Below is a listing; write it out exactly and drop any images from it.

# start of INPUT

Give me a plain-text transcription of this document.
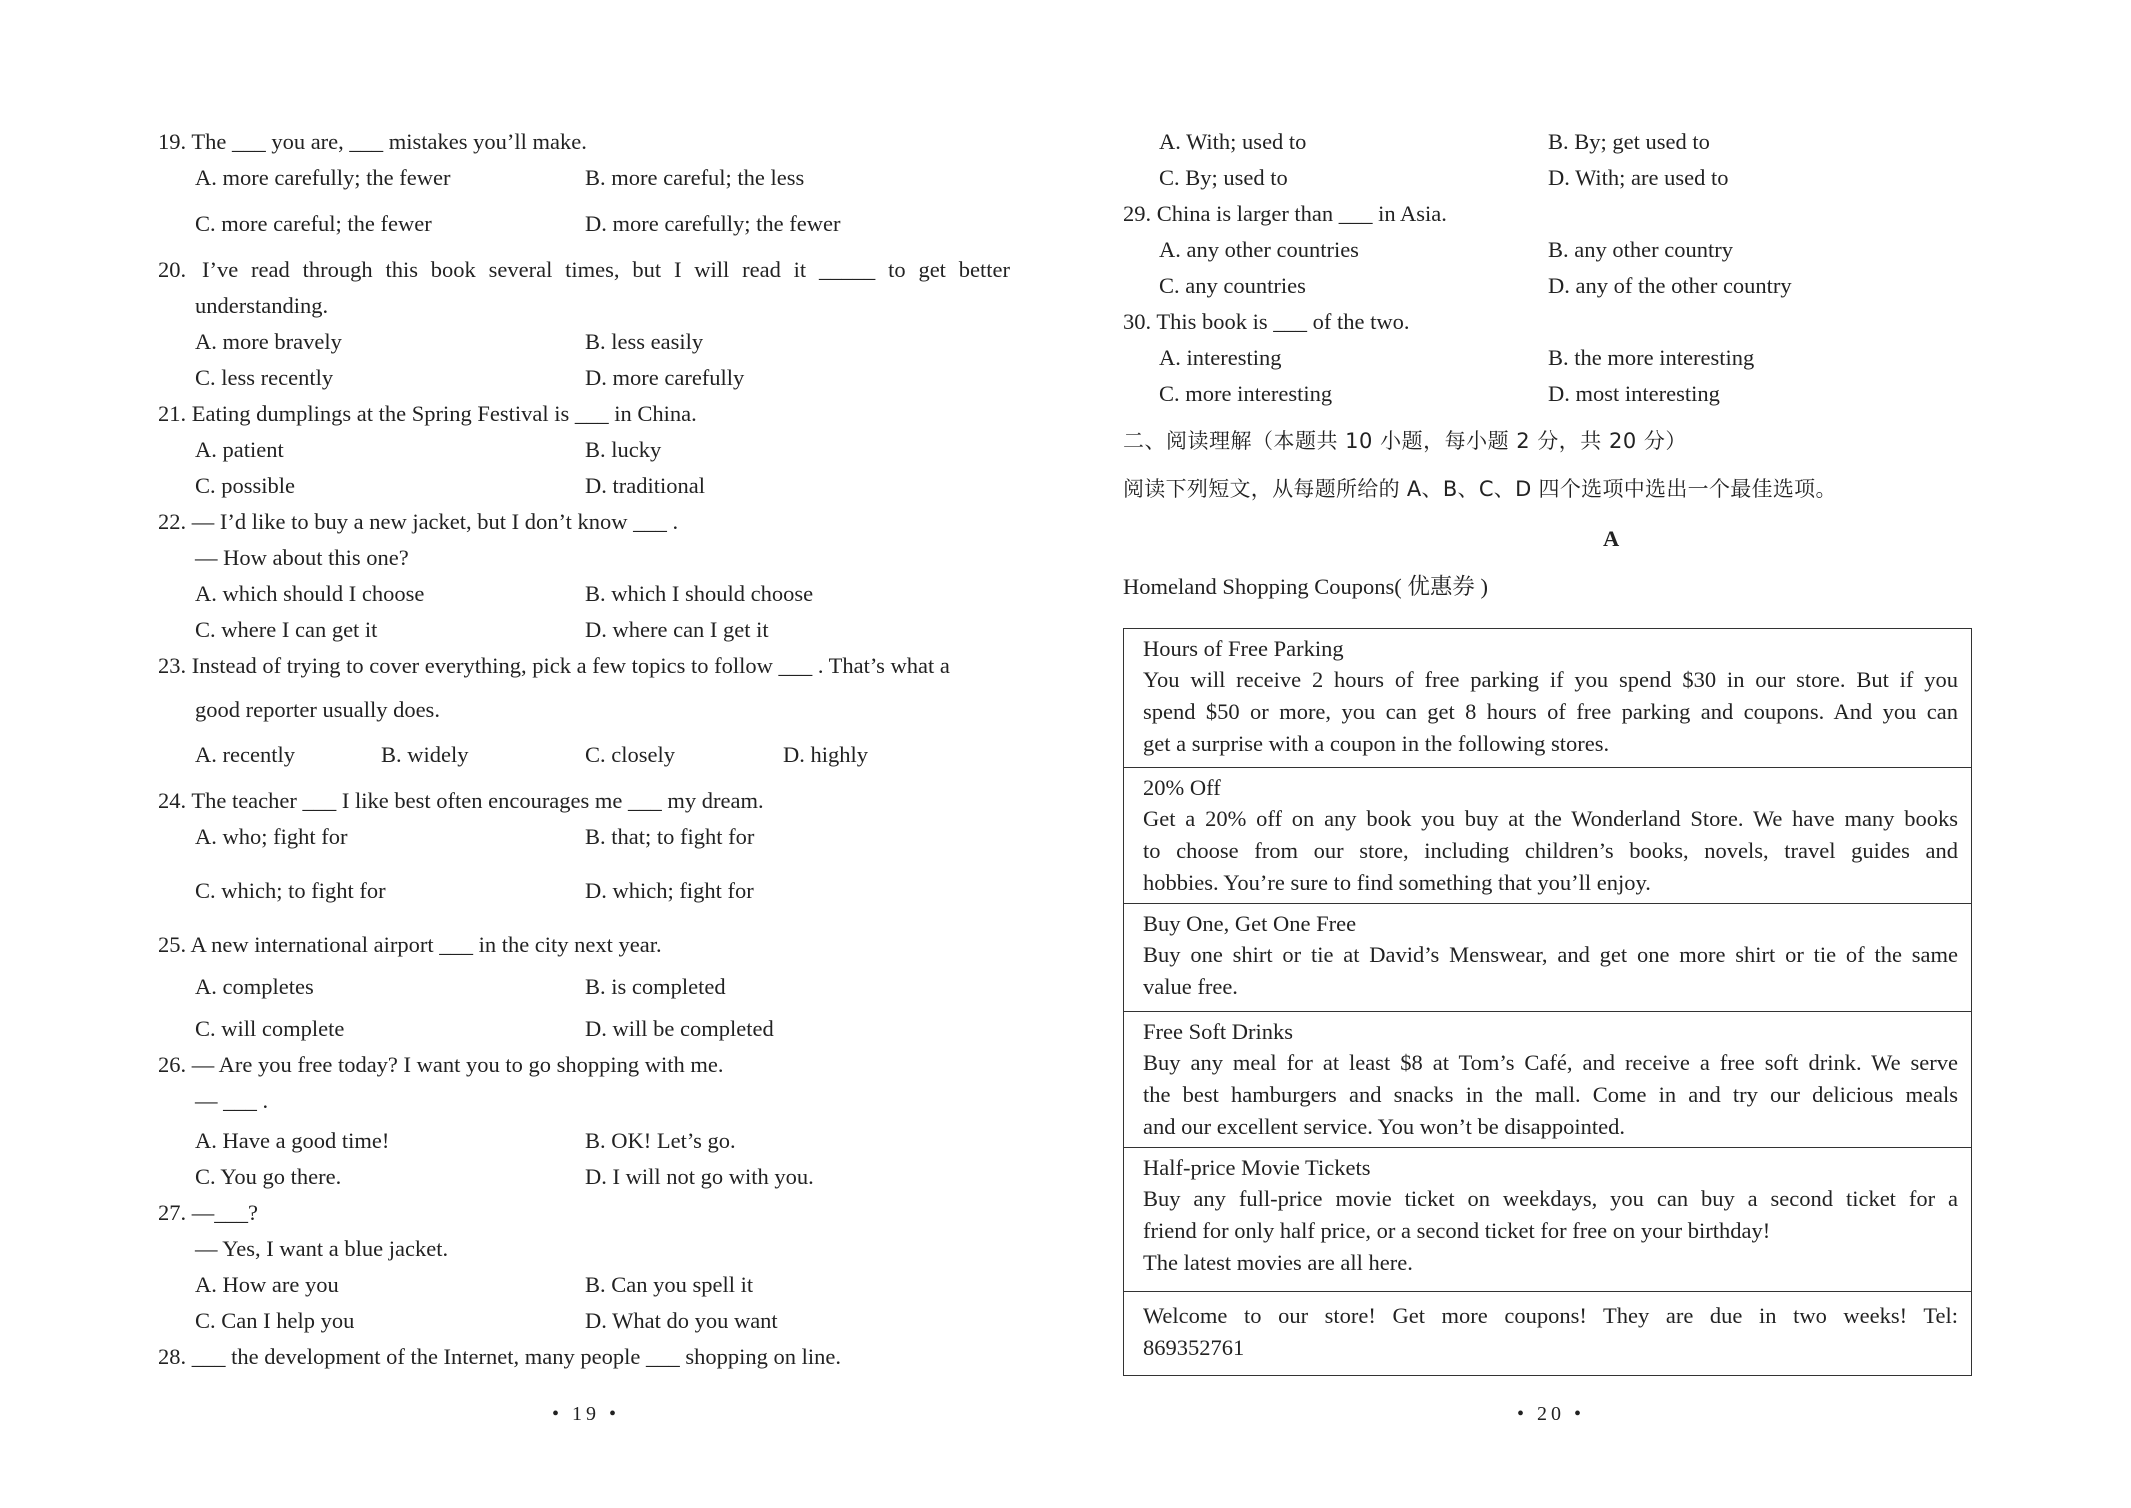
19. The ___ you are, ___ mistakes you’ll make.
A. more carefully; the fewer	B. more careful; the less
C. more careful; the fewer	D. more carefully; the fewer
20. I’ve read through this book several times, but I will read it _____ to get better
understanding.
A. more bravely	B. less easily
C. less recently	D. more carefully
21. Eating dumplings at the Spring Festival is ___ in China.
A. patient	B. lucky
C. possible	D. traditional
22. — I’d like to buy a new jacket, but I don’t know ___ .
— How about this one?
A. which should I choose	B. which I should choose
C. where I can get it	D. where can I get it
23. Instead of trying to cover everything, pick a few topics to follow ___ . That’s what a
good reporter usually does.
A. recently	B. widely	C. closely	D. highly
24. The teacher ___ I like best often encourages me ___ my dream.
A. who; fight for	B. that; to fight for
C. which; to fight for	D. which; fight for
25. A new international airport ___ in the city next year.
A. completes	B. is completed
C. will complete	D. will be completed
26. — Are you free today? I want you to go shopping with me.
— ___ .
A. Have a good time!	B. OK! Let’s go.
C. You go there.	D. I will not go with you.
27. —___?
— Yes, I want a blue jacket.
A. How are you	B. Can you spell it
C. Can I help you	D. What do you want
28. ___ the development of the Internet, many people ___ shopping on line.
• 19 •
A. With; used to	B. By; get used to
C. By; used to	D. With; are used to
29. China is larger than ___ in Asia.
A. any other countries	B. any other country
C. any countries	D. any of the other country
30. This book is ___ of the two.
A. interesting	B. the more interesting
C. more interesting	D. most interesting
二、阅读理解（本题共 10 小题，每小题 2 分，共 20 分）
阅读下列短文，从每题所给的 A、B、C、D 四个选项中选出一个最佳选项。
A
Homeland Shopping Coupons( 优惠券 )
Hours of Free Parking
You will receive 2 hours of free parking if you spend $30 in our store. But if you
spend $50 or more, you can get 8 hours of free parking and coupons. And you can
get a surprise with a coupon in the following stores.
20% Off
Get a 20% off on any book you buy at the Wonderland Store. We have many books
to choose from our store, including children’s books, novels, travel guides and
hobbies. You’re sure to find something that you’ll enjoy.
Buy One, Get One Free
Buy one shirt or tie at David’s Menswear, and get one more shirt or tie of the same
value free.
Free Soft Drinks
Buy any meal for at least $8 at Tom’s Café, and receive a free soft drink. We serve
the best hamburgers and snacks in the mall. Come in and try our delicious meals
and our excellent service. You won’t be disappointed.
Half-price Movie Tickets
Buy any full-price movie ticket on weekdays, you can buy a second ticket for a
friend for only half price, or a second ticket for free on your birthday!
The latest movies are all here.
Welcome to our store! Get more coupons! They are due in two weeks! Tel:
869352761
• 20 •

# end of INPUT

**RESULT FOR THIS TASK**
Give me a plain-text transcription of this document.
19. The ___ you are, ___ mistakes you’ll make.
A. more carefully; the fewer	B. more careful; the less
C. more careful; the fewer	D. more carefully; the fewer
20. I’ve read through this book several times, but I will read it _____ to get better
understanding.
A. more bravely	B. less easily
C. less recently	D. more carefully
21. Eating dumplings at the Spring Festival is ___ in China.
A. patient	B. lucky
C. possible	D. traditional
22. — I’d like to buy a new jacket, but I don’t know ___ .
— How about this one?
A. which should I choose	B. which I should choose
C. where I can get it	D. where can I get it
23. Instead of trying to cover everything, pick a few topics to follow ___ . That’s what a
good reporter usually does.
A. recently	B. widely	C. closely	D. highly
24. The teacher ___ I like best often encourages me ___ my dream.
A. who; fight for	B. that; to fight for
C. which; to fight for	D. which; fight for
25. A new international airport ___ in the city next year.
A. completes	B. is completed
C. will complete	D. will be completed
26. — Are you free today? I want you to go shopping with me.
— ___ .
A. Have a good time!	B. OK! Let’s go.
C. You go there.	D. I will not go with you.
27. —___?
— Yes, I want a blue jacket.
A. How are you	B. Can you spell it
C. Can I help you	D. What do you want
28. ___ the development of the Internet, many people ___ shopping on line.
• 19 •
A. With; used to	B. By; get used to
C. By; used to	D. With; are used to
29. China is larger than ___ in Asia.
A. any other countries	B. any other country
C. any countries	D. any of the other country
30. This book is ___ of the two.
A. interesting	B. the more interesting
C. more interesting	D. most interesting
二、阅读理解（本题共 10 小题，每小题 2 分，共 20 分）
阅读下列短文，从每题所给的 A、B、C、D 四个选项中选出一个最佳选项。
A
Homeland Shopping Coupons( 优惠券 )
Hours of Free Parking
You will receive 2 hours of free parking if you spend $30 in our store. But if you
spend $50 or more, you can get 8 hours of free parking and coupons. And you can
get a surprise with a coupon in the following stores.
20% Off
Get a 20% off on any book you buy at the Wonderland Store. We have many books
to choose from our store, including children’s books, novels, travel guides and
hobbies. You’re sure to find something that you’ll enjoy.
Buy One, Get One Free
Buy one shirt or tie at David’s Menswear, and get one more shirt or tie of the same
value free.
Free Soft Drinks
Buy any meal for at least $8 at Tom’s Café, and receive a free soft drink. We serve
the best hamburgers and snacks in the mall. Come in and try our delicious meals
and our excellent service. You won’t be disappointed.
Half-price Movie Tickets
Buy any full-price movie ticket on weekdays, you can buy a second ticket for a
friend for only half price, or a second ticket for free on your birthday!
The latest movies are all here.
Welcome to our store! Get more coupons! They are due in two weeks! Tel:
869352761
• 20 •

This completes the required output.